* Aim
Beneath this task is a listing; retype all of it exactly.

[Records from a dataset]
★ ★ ★ ★

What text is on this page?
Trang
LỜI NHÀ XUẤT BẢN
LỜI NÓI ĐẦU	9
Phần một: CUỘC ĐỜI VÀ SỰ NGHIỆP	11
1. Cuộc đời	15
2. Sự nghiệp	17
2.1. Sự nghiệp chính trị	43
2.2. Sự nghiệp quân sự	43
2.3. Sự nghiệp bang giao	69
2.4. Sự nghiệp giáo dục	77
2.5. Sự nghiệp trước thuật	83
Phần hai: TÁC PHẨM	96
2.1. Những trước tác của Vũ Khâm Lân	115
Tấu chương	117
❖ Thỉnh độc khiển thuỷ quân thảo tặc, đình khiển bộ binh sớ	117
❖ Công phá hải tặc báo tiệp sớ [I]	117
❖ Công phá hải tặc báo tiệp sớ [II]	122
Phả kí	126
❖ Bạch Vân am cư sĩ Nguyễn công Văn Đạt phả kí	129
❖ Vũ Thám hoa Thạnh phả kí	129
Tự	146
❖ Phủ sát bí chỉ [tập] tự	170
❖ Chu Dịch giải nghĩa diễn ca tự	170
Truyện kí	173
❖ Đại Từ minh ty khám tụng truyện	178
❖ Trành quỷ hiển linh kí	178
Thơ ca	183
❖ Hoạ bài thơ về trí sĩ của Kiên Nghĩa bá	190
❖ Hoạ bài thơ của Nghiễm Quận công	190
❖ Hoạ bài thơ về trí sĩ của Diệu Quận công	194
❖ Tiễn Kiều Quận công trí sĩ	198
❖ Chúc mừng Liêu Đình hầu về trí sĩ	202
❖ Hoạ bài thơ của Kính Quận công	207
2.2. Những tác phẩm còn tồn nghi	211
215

★ ★ ★ ★

* Exercise solution
What text is on this page?
Trang
LỜI NHÀ XUẤT BẢN
LỜI NÓI ĐẦU	9
Phần một: CUỘC ĐỜI VÀ SỰ NGHIỆP	11
1. Cuộc đời	15
2. Sự nghiệp	17
2.1. Sự nghiệp chính trị	43
2.2. Sự nghiệp quân sự	43
2.3. Sự nghiệp bang giao	69
2.4. Sự nghiệp giáo dục	77
2.5. Sự nghiệp trước thuật	83
Phần hai: TÁC PHẨM	96
2.1. Những trước tác của Vũ Khâm Lân	115
Tấu chương	117
❖ Thỉnh độc khiển thuỷ quân thảo tặc, đình khiển bộ binh sớ	117
❖ Công phá hải tặc báo tiệp sớ [I]	117
❖ Công phá hải tặc báo tiệp sớ [II]	122
Phả kí	126
❖ Bạch Vân am cư sĩ Nguyễn công Văn Đạt phả kí	129
❖ Vũ Thám hoa Thạnh phả kí	129
Tự	146
❖ Phủ sát bí chỉ [tập] tự	170
❖ Chu Dịch giải nghĩa diễn ca tự	170
Truyện kí	173
❖ Đại Từ minh ty khám tụng truyện	178
❖ Trành quỷ hiển linh kí	178
Thơ ca	183
❖ Hoạ bài thơ về trí sĩ của Kiên Nghĩa bá	190
❖ Hoạ bài thơ của Nghiễm Quận công	190
❖ Hoạ bài thơ về trí sĩ của Diệu Quận công	194
❖ Tiễn Kiều Quận công trí sĩ	198
❖ Chúc mừng Liêu Đình hầu về trí sĩ	202
❖ Hoạ bài thơ của Kính Quận công	207
2.2. Những tác phẩm còn tồn nghi	211
215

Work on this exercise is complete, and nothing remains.